"Death" of Estate Tax in 2010 creates Tax Trap for Spouses

My prior post was about the federal tax impact for single individuals who die in 2010 (unless Congress does as they have promised and create an estate tax retroactive to January 1, 2010 – we will have to wait and see if that happens and how it is constructed).

The news for single folks was not good. Mom dying with a $3.5 million estate in 2009 could leave it to son tax free. Mom dying with that same $3.5 million dollar estate, assuming the basis of her assets is $350,000, now creates a  federal capital gains tax of $277,500 for son (or $416,250 if he is in NJ).

The news for married folks is worse. In 2009 mom could leave $100 million (or whatever amount) to dad with no taxes whatsoever – there is an unlimited marital deduction from estate taxes (so long as your spouse is a US citizen). In 2010 only $4,300,000 will pass tax free to the surviving spouse.

The "death" of the estate tax creates a capital gains "trap" - and the “trap" catches assets passing to a surviving spouse that were never subject to tax under the estate tax.

^^^^^^^^^^^^^^^^

# Request 1:
Copy out the estate tax post starting with "My prior post" and going on through "the surviving spouse.", renaming "Congress" as "the legislature".
# Request 2:
Answer these questions from the estate tax post:
(a) What federal capital gains tax does the son face on the $3.5 million estate?
(b) How much will pass tax free to a surviving spouse in 2010?
(c) What condition applies to the unlimited marital deduction?

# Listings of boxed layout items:
^^^^^^^^^^^^^^^^

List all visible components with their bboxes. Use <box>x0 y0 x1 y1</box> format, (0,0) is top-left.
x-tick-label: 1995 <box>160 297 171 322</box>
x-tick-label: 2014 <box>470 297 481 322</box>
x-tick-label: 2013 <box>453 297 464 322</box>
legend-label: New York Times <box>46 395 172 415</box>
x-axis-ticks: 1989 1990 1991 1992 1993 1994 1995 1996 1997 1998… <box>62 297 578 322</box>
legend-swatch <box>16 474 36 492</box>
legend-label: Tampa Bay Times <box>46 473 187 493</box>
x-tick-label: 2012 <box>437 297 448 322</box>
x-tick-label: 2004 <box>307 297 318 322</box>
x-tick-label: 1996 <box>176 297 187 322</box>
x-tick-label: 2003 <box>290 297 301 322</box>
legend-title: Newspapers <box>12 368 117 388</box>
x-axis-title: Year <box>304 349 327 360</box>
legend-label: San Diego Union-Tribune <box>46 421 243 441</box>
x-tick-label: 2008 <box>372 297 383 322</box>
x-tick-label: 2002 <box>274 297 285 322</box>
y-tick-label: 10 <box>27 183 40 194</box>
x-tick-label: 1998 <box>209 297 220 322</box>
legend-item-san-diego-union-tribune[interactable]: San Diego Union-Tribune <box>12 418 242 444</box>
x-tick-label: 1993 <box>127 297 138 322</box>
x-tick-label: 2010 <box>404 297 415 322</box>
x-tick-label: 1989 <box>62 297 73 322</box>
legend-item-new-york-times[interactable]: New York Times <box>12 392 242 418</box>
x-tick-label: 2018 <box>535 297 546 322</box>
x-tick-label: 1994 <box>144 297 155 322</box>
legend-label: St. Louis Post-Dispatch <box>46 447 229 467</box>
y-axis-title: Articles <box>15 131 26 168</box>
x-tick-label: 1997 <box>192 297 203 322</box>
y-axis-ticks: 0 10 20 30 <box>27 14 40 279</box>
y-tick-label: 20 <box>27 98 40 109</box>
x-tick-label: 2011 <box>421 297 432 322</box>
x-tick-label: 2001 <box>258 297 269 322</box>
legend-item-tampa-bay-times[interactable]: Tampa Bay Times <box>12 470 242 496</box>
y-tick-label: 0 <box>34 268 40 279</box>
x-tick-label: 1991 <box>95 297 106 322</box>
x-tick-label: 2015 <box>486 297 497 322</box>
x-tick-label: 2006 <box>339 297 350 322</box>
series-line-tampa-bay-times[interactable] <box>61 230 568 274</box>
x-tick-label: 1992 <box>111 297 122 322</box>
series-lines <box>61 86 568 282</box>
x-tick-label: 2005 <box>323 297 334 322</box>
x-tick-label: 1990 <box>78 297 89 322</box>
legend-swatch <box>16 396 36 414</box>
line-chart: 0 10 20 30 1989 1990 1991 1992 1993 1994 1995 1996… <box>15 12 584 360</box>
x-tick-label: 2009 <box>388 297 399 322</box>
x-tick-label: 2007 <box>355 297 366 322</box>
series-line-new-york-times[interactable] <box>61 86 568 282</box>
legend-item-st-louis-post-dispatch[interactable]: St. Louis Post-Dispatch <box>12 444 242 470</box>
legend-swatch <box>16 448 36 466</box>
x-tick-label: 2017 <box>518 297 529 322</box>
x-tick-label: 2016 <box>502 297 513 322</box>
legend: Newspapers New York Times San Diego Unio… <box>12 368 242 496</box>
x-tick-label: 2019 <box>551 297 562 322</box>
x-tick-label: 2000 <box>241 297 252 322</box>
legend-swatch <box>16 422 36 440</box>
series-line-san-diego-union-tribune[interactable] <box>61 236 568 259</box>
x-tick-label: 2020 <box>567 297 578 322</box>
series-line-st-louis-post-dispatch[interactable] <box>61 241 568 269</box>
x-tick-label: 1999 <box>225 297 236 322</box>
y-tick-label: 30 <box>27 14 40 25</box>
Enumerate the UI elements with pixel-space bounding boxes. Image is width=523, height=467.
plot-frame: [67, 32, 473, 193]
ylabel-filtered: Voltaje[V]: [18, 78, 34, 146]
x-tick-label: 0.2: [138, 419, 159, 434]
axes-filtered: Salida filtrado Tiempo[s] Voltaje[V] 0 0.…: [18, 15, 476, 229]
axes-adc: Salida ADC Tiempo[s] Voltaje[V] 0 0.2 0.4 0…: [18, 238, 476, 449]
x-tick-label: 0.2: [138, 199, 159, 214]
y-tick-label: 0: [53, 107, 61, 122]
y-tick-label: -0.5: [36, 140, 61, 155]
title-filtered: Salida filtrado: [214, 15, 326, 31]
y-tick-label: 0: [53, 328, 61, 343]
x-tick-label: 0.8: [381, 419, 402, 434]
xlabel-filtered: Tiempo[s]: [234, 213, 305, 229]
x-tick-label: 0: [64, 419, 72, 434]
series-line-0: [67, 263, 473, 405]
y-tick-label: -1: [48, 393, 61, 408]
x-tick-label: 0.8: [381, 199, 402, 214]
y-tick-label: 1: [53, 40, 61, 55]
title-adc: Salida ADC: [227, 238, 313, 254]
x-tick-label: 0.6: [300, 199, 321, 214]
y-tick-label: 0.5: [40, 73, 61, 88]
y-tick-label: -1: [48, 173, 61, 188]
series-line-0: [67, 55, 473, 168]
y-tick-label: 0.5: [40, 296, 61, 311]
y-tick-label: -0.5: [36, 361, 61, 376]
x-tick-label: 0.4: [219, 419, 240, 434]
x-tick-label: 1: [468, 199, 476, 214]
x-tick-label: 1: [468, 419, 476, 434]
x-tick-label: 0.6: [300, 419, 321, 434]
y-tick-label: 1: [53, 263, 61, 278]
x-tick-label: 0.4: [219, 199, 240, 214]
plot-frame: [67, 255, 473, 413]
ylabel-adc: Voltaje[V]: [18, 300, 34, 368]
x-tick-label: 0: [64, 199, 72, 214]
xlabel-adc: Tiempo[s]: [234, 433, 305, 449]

^^^^^^^^^^^^^^^^

# Exercise response 1:
My prior post was about the federal tax impact for single individuals who die in 2010 (unless the legislature does as they have promised and create an estate tax retroactive to January 1, 2010 – we will have to wait and see if that happens and how it is constructed).

The news for single folks was not good. Mom dying with a $3.5 million estate in 2009 could leave it to son tax free. Mom dying with that same $3.5 million dollar estate, assuming the basis of her assets is $350,000, now creates a  federal capital gains tax of $277,500 for son (or $416,250 if he is in NJ).

The news for married folks is worse. In 2009 mom could leave $100 million (or whatever amount) to dad with no taxes whatsoever – there is an unlimited marital deduction from estate taxes (so long as your spouse is a US citizen). In 2010 only $4,300,000 will pass tax free to the surviving spouse.

# Exercise response 2:
(a) $277,500
(b) $4,300,000
(c) The spouse must be a US citizen.